»»

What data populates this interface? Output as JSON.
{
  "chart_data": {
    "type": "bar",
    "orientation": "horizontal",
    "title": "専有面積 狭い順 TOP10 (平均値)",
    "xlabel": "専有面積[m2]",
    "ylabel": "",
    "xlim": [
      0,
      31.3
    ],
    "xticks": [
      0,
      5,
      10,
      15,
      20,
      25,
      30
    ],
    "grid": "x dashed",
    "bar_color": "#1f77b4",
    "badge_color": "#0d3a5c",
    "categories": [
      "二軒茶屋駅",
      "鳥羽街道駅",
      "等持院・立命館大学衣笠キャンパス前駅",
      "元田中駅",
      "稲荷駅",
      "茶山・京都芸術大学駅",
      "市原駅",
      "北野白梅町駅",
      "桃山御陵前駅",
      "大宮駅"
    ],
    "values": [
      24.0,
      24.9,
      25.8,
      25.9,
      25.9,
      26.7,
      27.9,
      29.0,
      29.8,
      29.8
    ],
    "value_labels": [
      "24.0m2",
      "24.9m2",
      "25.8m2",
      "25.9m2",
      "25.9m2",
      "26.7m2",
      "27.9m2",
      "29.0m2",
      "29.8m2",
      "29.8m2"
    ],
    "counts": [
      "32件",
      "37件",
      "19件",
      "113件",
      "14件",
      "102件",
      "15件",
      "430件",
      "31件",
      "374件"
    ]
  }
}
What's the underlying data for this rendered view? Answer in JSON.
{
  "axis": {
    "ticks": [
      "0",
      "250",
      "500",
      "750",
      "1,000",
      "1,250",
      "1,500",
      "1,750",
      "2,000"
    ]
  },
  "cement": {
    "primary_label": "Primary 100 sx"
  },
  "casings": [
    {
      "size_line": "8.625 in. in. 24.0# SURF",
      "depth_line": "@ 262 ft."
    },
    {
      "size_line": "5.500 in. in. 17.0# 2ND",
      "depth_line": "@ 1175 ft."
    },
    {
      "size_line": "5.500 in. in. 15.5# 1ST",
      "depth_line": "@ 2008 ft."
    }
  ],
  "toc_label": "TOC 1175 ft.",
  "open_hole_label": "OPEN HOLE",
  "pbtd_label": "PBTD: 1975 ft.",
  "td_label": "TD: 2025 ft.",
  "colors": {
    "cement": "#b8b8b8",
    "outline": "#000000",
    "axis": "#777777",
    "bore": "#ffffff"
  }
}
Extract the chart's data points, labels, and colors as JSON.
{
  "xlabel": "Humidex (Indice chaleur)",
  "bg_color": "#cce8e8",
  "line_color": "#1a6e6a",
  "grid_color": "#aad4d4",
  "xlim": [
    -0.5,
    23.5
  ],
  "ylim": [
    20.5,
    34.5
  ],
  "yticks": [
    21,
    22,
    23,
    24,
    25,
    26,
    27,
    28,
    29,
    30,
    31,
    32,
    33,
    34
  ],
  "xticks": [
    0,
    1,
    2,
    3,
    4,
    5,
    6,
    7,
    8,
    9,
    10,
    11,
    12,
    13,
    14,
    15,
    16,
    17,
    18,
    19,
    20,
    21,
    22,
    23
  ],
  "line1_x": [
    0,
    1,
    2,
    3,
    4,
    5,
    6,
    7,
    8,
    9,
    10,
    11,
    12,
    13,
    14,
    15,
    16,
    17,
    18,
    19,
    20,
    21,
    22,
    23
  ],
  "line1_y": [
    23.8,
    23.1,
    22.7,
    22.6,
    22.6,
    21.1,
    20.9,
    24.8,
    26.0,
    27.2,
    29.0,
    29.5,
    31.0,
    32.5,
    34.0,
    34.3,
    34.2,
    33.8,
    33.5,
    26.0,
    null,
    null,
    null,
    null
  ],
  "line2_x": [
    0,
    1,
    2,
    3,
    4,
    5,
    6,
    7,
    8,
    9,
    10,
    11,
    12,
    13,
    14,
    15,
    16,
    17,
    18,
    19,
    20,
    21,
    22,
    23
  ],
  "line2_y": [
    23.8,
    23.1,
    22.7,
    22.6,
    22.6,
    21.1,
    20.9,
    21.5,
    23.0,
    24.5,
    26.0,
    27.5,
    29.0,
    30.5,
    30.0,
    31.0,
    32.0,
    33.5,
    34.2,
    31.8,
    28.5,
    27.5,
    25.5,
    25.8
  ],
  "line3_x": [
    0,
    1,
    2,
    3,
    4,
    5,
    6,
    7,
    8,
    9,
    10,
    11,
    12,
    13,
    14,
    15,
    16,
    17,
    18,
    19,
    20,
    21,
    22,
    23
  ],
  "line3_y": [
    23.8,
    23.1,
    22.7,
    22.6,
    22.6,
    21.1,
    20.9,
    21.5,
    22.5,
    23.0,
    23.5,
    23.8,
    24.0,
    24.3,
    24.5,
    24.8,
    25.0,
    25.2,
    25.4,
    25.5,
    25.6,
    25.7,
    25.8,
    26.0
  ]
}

««

Nothing should be changed: write out all of the data as is.

What data populates this interface? Output as JSON.
{
  "chart_data": {
    "type": "bar",
    "orientation": "horizontal",
    "title": "専有面積 狭い順 TOP10 (平均値)",
    "xlabel": "専有面積[m2]",
    "ylabel": "",
    "xlim": [
      0,
      31.3
    ],
    "xticks": [
      0,
      5,
      10,
      15,
      20,
      25,
      30
    ],
    "grid": "x dashed",
    "bar_color": "#1f77b4",
    "badge_color": "#0d3a5c",
    "categories": [
      "二軒茶屋駅",
      "鳥羽街道駅",
      "等持院・立命館大学衣笠キャンパス前駅",
      "元田中駅",
      "稲荷駅",
      "茶山・京都芸術大学駅",
      "市原駅",
      "北野白梅町駅",
      "桃山御陵前駅",
      "大宮駅"
    ],
    "values": [
      24.0,
      24.9,
      25.8,
      25.9,
      25.9,
      26.7,
      27.9,
      29.0,
      29.8,
      29.8
    ],
    "value_labels": [
      "24.0m2",
      "24.9m2",
      "25.8m2",
      "25.9m2",
      "25.9m2",
      "26.7m2",
      "27.9m2",
      "29.0m2",
      "29.8m2",
      "29.8m2"
    ],
    "counts": [
      "32件",
      "37件",
      "19件",
      "113件",
      "14件",
      "102件",
      "15件",
      "430件",
      "31件",
      "374件"
    ]
  }
}
What's the underlying data for this rendered view? Answer in JSON.
{
  "axis": {
    "ticks": [
      "0",
      "250",
      "500",
      "750",
      "1,000",
      "1,250",
      "1,500",
      "1,750",
      "2,000"
    ]
  },
  "cement": {
    "primary_label": "Primary 100 sx"
  },
  "casings": [
    {
      "size_line": "8.625 in. in. 24.0# SURF",
      "depth_line": "@ 262 ft."
    },
    {
      "size_line": "5.500 in. in. 17.0# 2ND",
      "depth_line": "@ 1175 ft."
    },
    {
      "size_line": "5.500 in. in. 15.5# 1ST",
      "depth_line": "@ 2008 ft."
    }
  ],
  "toc_label": "TOC 1175 ft.",
  "open_hole_label": "OPEN HOLE",
  "pbtd_label": "PBTD: 1975 ft.",
  "td_label": "TD: 2025 ft.",
  "colors": {
    "cement": "#b8b8b8",
    "outline": "#000000",
    "axis": "#777777",
    "bore": "#ffffff"
  }
}
Extract the chart's data points, labels, and colors as JSON.
{
  "xlabel": "Humidex (Indice chaleur)",
  "bg_color": "#cce8e8",
  "line_color": "#1a6e6a",
  "grid_color": "#aad4d4",
  "xlim": [
    -0.5,
    23.5
  ],
  "ylim": [
    20.5,
    34.5
  ],
  "yticks": [
    21,
    22,
    23,
    24,
    25,
    26,
    27,
    28,
    29,
    30,
    31,
    32,
    33,
    34
  ],
  "xticks": [
    0,
    1,
    2,
    3,
    4,
    5,
    6,
    7,
    8,
    9,
    10,
    11,
    12,
    13,
    14,
    15,
    16,
    17,
    18,
    19,
    20,
    21,
    22,
    23
  ],
  "line1_x": [
    0,
    1,
    2,
    3,
    4,
    5,
    6,
    7,
    8,
    9,
    10,
    11,
    12,
    13,
    14,
    15,
    16,
    17,
    18,
    19,
    20,
    21,
    22,
    23
  ],
  "line1_y": [
    23.8,
    23.1,
    22.7,
    22.6,
    22.6,
    21.1,
    20.9,
    24.8,
    26.0,
    27.2,
    29.0,
    29.5,
    31.0,
    32.5,
    34.0,
    34.3,
    34.2,
    33.8,
    33.5,
    26.0,
    null,
    null,
    null,
    null
  ],
  "line2_x": [
    0,
    1,
    2,
    3,
    4,
    5,
    6,
    7,
    8,
    9,
    10,
    11,
    12,
    13,
    14,
    15,
    16,
    17,
    18,
    19,
    20,
    21,
    22,
    23
  ],
  "line2_y": [
    23.8,
    23.1,
    22.7,
    22.6,
    22.6,
    21.1,
    20.9,
    21.5,
    23.0,
    24.5,
    26.0,
    27.5,
    29.0,
    30.5,
    30.0,
    31.0,
    32.0,
    33.5,
    34.2,
    31.8,
    28.5,
    27.5,
    25.5,
    25.8
  ],
  "line3_x": [
    0,
    1,
    2,
    3,
    4,
    5,
    6,
    7,
    8,
    9,
    10,
    11,
    12,
    13,
    14,
    15,
    16,
    17,
    18,
    19,
    20,
    21,
    22,
    23
  ],
  "line3_y": [
    23.8,
    23.1,
    22.7,
    22.6,
    22.6,
    21.1,
    20.9,
    21.5,
    22.5,
    23.0,
    23.5,
    23.8,
    24.0,
    24.3,
    24.5,
    24.8,
    25.0,
    25.2,
    25.4,
    25.5,
    25.6,
    25.7,
    25.8,
    26.0
  ]
}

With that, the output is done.